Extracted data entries
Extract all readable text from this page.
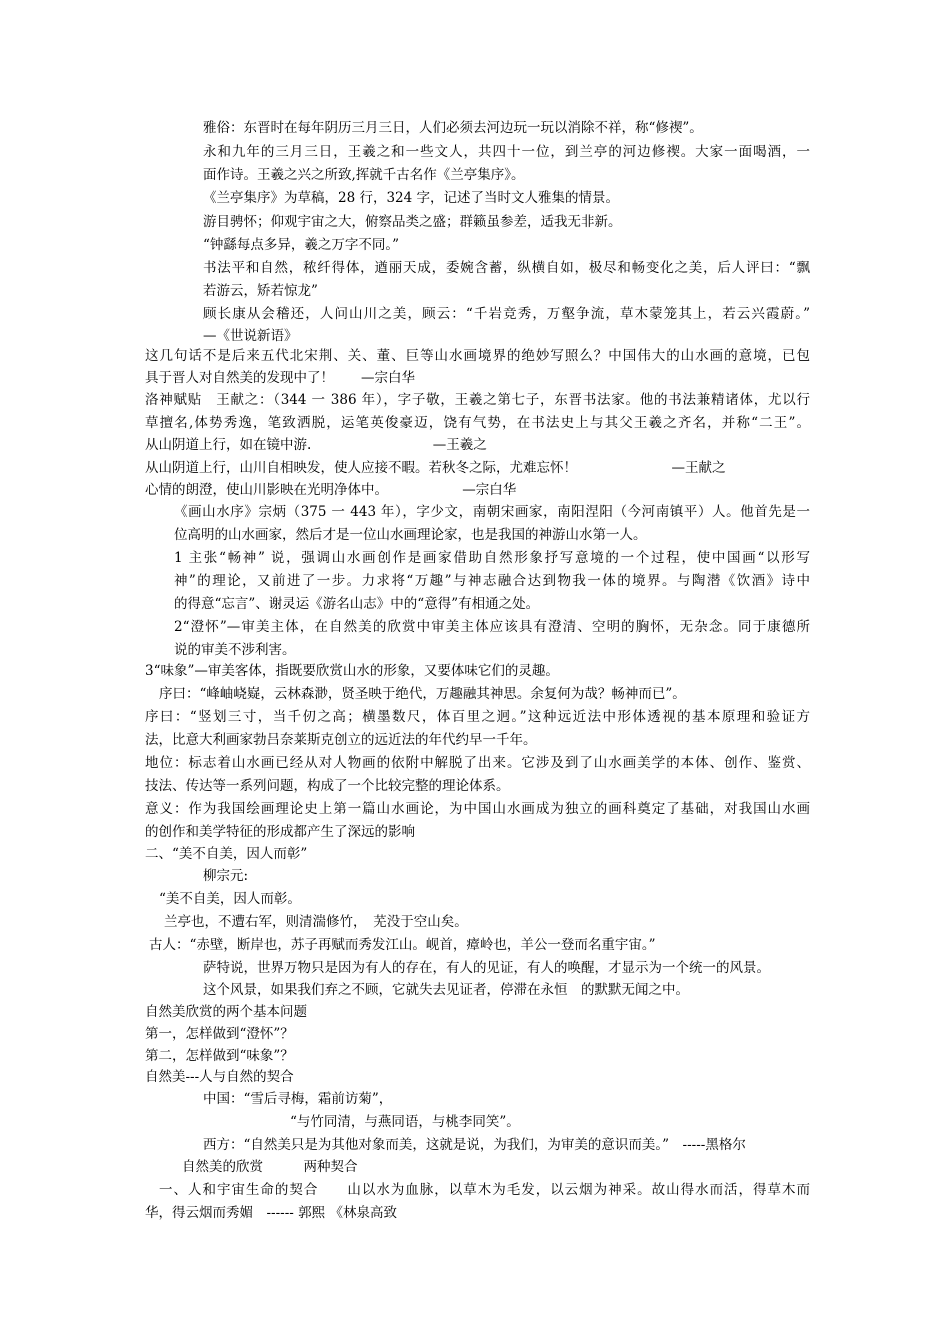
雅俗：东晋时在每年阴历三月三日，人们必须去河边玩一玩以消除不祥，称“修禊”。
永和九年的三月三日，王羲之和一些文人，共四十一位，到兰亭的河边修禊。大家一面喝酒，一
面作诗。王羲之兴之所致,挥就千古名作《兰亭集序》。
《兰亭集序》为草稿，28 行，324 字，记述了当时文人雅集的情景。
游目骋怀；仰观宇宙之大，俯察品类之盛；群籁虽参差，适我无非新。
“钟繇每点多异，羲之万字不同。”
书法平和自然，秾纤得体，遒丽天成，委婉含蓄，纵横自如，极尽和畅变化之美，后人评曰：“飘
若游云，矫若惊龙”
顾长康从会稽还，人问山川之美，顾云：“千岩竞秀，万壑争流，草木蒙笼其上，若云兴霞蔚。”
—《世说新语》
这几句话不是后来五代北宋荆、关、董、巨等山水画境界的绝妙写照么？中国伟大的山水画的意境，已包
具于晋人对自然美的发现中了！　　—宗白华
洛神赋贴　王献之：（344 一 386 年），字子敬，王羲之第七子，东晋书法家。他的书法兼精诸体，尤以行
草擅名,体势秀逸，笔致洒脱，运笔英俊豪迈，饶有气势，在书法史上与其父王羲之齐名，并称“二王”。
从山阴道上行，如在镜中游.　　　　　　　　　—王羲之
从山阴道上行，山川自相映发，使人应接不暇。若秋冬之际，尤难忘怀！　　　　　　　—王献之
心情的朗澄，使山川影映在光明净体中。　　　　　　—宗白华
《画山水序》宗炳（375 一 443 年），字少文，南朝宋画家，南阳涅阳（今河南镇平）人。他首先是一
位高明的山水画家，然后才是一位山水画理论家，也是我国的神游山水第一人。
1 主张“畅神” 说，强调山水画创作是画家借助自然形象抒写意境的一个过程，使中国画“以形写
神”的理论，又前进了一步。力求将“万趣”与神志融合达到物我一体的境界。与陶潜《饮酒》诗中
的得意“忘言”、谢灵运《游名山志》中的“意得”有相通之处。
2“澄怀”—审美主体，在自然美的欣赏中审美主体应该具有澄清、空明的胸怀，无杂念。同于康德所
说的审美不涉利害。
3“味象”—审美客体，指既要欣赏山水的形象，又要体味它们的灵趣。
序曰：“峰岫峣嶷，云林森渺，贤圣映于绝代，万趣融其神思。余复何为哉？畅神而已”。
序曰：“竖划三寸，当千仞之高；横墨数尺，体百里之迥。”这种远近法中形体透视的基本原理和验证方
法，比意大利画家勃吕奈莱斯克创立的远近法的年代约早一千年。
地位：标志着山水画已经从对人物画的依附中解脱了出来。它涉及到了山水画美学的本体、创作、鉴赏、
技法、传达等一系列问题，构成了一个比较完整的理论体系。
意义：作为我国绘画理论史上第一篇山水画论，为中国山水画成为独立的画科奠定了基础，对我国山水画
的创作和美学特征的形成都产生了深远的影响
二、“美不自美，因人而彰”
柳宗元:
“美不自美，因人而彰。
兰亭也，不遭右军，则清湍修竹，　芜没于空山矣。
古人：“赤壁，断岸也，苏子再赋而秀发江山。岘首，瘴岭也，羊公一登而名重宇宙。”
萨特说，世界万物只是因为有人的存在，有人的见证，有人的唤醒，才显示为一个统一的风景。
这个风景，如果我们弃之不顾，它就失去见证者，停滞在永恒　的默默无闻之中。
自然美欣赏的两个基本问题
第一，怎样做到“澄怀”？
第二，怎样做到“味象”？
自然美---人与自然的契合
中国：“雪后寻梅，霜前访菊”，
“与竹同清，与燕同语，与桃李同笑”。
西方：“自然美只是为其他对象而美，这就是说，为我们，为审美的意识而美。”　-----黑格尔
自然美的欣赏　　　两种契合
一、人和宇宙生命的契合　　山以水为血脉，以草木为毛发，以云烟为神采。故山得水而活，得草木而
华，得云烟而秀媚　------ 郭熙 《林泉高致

## Requirement:
Go through the material above and print all of it exactly, except the pictures.

## Task response:
Extract all readable text from this page.
雅俗：东晋时在每年阴历三月三日，人们必须去河边玩一玩以消除不祥，称“修禊”。
永和九年的三月三日，王羲之和一些文人，共四十一位，到兰亭的河边修禊。大家一面喝酒，一
面作诗。王羲之兴之所致,挥就千古名作《兰亭集序》。
《兰亭集序》为草稿，28 行，324 字，记述了当时文人雅集的情景。
游目骋怀；仰观宇宙之大，俯察品类之盛；群籁虽参差，适我无非新。
“钟繇每点多异，羲之万字不同。”
书法平和自然，秾纤得体，遒丽天成，委婉含蓄，纵横自如，极尽和畅变化之美，后人评曰：“飘
若游云，矫若惊龙”
顾长康从会稽还，人问山川之美，顾云：“千岩竞秀，万壑争流，草木蒙笼其上，若云兴霞蔚。”
—《世说新语》
这几句话不是后来五代北宋荆、关、董、巨等山水画境界的绝妙写照么？中国伟大的山水画的意境，已包
具于晋人对自然美的发现中了！　　—宗白华
洛神赋贴　王献之：（344 一 386 年），字子敬，王羲之第七子，东晋书法家。他的书法兼精诸体，尤以行
草擅名,体势秀逸，笔致洒脱，运笔英俊豪迈，饶有气势，在书法史上与其父王羲之齐名，并称“二王”。
从山阴道上行，如在镜中游.　　　　　　　　　—王羲之
从山阴道上行，山川自相映发，使人应接不暇。若秋冬之际，尤难忘怀！　　　　　　　—王献之
心情的朗澄，使山川影映在光明净体中。　　　　　　—宗白华
《画山水序》宗炳（375 一 443 年），字少文，南朝宋画家，南阳涅阳（今河南镇平）人。他首先是一
位高明的山水画家，然后才是一位山水画理论家，也是我国的神游山水第一人。
1 主张“畅神” 说，强调山水画创作是画家借助自然形象抒写意境的一个过程，使中国画“以形写
神”的理论，又前进了一步。力求将“万趣”与神志融合达到物我一体的境界。与陶潜《饮酒》诗中
的得意“忘言”、谢灵运《游名山志》中的“意得”有相通之处。
2“澄怀”—审美主体，在自然美的欣赏中审美主体应该具有澄清、空明的胸怀，无杂念。同于康德所
说的审美不涉利害。
3“味象”—审美客体，指既要欣赏山水的形象，又要体味它们的灵趣。
序曰：“峰岫峣嶷，云林森渺，贤圣映于绝代，万趣融其神思。余复何为哉？畅神而已”。
序曰：“竖划三寸，当千仞之高；横墨数尺，体百里之迥。”这种远近法中形体透视的基本原理和验证方
法，比意大利画家勃吕奈莱斯克创立的远近法的年代约早一千年。
地位：标志着山水画已经从对人物画的依附中解脱了出来。它涉及到了山水画美学的本体、创作、鉴赏、
技法、传达等一系列问题，构成了一个比较完整的理论体系。
意义：作为我国绘画理论史上第一篇山水画论，为中国山水画成为独立的画科奠定了基础，对我国山水画
的创作和美学特征的形成都产生了深远的影响
二、“美不自美，因人而彰”
柳宗元:
“美不自美，因人而彰。
兰亭也，不遭右军，则清湍修竹，　芜没于空山矣。
古人：“赤壁，断岸也，苏子再赋而秀发江山。岘首，瘴岭也，羊公一登而名重宇宙。”
萨特说，世界万物只是因为有人的存在，有人的见证，有人的唤醒，才显示为一个统一的风景。
这个风景，如果我们弃之不顾，它就失去见证者，停滞在永恒　的默默无闻之中。
自然美欣赏的两个基本问题
第一，怎样做到“澄怀”？
第二，怎样做到“味象”？
自然美---人与自然的契合
中国：“雪后寻梅，霜前访菊”，
“与竹同清，与燕同语，与桃李同笑”。
西方：“自然美只是为其他对象而美，这就是说，为我们，为审美的意识而美。”　-----黑格尔
自然美的欣赏　　　两种契合
一、人和宇宙生命的契合　　山以水为血脉，以草木为毛发，以云烟为神采。故山得水而活，得草木而
华，得云烟而秀媚　------ 郭熙 《林泉高致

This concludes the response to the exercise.